§ **TASK INSTRUCTIONS**
Reply with nothing except the number of lines that contain the word "Parser".

* * *

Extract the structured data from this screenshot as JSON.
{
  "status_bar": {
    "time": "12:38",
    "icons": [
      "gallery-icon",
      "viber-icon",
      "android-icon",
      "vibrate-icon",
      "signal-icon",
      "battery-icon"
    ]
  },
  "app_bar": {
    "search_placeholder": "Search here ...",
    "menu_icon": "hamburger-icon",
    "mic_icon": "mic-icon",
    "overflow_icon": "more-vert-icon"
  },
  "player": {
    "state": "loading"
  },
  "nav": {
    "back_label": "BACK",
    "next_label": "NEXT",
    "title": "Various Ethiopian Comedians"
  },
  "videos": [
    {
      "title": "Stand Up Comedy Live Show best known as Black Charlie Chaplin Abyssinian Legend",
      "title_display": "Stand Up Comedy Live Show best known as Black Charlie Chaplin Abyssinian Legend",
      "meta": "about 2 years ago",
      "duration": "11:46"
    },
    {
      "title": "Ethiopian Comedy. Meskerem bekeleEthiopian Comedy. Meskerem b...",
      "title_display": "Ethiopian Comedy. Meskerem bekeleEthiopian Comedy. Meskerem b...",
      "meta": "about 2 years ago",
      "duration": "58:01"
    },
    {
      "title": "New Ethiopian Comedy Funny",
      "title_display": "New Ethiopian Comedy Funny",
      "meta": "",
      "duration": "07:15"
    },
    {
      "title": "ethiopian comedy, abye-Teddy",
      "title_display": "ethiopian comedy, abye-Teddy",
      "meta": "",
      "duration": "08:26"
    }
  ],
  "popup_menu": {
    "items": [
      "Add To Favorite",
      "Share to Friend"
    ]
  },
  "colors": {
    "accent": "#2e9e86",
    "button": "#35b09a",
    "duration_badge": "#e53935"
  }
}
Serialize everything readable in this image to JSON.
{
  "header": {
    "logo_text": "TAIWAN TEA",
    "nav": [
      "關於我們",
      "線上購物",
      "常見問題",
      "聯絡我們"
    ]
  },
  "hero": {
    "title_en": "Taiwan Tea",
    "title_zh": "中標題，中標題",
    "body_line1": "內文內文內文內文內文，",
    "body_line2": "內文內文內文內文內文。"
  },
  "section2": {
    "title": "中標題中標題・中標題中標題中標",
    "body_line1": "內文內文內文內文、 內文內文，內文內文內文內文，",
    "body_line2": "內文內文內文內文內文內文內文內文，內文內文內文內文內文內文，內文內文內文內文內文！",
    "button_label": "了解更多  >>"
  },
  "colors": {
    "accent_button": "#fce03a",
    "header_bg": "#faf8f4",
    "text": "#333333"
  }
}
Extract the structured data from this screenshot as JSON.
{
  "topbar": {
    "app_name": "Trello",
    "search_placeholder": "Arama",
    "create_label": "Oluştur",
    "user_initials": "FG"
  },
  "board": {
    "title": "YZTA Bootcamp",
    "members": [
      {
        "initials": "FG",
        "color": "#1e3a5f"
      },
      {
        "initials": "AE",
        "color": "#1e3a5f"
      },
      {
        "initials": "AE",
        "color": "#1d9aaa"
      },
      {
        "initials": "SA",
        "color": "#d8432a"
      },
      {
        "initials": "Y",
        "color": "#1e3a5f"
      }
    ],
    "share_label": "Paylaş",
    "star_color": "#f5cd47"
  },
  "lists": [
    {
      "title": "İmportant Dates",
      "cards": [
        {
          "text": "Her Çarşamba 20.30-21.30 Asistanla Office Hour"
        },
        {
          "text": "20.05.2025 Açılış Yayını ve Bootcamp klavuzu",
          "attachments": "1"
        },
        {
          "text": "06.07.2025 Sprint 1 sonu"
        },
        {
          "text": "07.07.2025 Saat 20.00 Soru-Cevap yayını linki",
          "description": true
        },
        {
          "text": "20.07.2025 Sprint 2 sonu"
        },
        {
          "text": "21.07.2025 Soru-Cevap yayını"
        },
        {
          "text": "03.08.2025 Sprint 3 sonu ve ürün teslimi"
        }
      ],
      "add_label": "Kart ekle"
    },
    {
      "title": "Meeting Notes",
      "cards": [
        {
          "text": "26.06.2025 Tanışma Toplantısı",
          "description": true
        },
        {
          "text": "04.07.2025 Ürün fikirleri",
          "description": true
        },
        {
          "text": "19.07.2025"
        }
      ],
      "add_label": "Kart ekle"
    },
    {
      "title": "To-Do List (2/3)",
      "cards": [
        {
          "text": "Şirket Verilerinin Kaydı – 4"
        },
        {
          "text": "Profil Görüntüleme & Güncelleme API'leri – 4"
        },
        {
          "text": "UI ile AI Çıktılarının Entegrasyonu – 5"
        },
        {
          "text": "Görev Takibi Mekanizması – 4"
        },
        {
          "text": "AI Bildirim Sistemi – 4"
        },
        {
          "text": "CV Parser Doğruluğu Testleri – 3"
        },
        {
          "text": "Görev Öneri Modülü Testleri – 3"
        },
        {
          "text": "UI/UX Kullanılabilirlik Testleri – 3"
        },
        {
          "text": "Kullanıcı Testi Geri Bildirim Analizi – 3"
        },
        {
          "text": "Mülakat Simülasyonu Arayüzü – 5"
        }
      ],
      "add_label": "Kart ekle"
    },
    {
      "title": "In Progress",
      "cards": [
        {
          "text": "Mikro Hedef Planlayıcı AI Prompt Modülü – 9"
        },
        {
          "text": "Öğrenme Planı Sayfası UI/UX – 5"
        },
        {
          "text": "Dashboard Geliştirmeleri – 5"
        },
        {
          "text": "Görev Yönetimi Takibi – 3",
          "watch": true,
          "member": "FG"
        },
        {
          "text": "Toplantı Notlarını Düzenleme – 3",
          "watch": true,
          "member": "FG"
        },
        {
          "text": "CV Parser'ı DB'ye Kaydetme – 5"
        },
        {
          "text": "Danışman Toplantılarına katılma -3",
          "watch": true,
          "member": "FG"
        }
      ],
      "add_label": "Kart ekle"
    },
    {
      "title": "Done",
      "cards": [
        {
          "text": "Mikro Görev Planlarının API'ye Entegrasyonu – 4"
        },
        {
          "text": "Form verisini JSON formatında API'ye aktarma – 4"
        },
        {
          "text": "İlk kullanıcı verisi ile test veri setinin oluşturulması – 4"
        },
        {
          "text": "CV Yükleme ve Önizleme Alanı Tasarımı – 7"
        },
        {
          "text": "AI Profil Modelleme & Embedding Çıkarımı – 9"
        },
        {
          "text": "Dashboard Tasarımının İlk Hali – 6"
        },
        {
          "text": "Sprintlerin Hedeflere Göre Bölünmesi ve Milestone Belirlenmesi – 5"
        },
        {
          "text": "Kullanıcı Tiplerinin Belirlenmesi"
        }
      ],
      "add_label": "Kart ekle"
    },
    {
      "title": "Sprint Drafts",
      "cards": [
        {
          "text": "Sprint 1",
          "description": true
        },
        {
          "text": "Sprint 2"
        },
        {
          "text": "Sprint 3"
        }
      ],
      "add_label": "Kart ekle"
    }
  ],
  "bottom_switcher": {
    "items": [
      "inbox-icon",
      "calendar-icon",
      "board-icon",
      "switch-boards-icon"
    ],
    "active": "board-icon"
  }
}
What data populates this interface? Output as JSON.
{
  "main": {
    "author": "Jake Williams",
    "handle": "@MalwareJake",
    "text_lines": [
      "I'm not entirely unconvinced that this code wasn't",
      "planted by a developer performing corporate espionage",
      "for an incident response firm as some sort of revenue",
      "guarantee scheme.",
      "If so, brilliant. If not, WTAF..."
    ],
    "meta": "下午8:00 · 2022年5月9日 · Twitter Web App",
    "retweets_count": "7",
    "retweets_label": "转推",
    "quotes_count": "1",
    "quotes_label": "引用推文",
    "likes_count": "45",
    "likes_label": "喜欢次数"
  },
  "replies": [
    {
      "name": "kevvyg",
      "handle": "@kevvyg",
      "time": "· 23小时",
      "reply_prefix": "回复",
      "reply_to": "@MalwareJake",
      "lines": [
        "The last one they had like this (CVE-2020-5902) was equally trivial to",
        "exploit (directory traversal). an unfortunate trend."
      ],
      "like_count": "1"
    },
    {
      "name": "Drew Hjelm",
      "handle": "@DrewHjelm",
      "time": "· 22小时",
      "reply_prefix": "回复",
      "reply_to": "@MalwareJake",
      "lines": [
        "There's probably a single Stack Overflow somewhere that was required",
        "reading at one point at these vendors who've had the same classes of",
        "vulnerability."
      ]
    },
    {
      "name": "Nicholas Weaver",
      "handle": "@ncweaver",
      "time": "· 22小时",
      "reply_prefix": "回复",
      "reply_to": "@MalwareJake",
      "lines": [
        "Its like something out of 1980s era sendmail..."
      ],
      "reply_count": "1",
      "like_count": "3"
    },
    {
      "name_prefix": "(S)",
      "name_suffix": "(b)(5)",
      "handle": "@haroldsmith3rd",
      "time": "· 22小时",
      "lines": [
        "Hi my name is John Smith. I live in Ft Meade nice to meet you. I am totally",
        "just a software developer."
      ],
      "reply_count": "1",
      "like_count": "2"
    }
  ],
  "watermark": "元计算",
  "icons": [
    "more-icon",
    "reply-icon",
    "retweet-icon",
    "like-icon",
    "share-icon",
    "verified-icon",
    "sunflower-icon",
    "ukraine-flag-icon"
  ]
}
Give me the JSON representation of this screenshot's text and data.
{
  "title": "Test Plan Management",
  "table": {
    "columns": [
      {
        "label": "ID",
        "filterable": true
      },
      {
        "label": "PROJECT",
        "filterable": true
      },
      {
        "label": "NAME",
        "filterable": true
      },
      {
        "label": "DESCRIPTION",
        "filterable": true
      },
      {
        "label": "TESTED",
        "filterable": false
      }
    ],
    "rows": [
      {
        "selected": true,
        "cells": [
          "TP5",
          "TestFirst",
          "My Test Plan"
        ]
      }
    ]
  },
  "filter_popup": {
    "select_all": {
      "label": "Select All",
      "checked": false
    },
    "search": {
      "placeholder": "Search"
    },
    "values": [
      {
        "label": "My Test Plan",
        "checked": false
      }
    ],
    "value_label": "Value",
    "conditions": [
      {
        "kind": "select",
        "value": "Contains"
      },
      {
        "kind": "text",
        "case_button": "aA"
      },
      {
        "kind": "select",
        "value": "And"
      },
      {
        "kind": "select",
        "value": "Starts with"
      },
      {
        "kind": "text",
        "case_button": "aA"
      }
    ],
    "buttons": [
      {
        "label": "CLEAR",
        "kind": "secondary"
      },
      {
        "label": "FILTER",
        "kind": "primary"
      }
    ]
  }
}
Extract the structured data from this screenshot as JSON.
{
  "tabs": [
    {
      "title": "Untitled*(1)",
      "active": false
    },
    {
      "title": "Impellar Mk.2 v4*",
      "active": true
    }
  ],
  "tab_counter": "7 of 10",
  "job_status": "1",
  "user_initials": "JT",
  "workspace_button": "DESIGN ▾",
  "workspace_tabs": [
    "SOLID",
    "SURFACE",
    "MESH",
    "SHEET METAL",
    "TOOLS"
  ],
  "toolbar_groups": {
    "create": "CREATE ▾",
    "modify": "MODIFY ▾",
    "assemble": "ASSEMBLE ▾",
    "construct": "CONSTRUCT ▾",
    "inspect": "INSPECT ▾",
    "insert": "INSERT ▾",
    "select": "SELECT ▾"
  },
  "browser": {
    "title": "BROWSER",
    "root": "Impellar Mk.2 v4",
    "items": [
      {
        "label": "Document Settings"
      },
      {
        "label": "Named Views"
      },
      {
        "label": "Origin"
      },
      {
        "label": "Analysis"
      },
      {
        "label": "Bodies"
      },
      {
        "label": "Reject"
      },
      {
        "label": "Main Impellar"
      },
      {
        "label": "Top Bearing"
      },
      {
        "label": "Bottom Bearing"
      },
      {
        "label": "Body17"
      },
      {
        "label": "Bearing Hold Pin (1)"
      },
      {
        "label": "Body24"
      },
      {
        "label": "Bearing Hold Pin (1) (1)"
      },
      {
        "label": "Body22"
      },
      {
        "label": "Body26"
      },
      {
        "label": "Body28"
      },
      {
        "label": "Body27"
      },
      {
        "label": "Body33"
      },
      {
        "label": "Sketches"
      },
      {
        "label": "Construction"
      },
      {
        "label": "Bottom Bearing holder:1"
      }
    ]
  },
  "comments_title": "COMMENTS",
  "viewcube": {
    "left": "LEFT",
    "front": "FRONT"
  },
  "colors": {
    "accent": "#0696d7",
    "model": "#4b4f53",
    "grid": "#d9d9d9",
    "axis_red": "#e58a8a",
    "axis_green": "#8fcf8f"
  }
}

* * *

§ **CORRECT ANSWER**
2